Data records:

[START]

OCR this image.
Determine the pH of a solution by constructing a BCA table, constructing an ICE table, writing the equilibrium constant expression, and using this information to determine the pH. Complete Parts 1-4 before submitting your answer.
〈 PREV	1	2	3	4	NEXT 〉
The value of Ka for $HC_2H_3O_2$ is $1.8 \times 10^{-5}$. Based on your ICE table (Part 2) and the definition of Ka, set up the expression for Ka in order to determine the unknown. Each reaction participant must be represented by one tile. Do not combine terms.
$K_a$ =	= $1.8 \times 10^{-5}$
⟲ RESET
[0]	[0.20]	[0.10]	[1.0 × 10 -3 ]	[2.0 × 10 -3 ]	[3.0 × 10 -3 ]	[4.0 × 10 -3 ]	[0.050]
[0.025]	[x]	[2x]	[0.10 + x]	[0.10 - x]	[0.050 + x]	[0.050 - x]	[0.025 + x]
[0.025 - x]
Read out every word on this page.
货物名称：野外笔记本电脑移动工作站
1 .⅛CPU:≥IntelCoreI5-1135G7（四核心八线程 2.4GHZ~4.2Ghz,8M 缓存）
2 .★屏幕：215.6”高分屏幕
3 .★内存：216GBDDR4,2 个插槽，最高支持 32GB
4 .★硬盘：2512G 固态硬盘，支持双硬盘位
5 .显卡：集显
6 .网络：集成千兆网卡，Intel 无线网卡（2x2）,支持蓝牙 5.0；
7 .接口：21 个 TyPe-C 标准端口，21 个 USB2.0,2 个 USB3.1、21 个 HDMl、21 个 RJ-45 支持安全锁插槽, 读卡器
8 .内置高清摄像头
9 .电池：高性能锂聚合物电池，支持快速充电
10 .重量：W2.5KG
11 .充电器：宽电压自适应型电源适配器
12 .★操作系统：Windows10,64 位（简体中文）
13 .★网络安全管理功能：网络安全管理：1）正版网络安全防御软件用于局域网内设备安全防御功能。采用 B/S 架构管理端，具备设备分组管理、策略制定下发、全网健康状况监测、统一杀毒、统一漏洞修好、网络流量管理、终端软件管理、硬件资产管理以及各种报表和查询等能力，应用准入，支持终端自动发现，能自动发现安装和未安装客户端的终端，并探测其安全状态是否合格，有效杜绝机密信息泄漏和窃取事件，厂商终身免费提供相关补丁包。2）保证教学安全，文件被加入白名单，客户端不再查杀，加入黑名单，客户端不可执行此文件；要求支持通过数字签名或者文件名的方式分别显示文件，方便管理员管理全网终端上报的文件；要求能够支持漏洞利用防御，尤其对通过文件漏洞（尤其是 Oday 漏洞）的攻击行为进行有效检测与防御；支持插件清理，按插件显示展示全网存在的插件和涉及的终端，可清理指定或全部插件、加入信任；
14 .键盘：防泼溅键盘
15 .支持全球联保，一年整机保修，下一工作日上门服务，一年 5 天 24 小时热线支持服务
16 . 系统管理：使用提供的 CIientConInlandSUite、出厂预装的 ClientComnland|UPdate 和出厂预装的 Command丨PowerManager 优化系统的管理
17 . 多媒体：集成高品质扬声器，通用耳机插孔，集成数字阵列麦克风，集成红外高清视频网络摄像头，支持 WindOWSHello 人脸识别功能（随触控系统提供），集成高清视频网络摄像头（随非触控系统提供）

[END]

WRITTEN EXERCISE = State, as a bare number, how many lines of the listing hold the word "this".

ANSWER TO THE PROBLEM = 3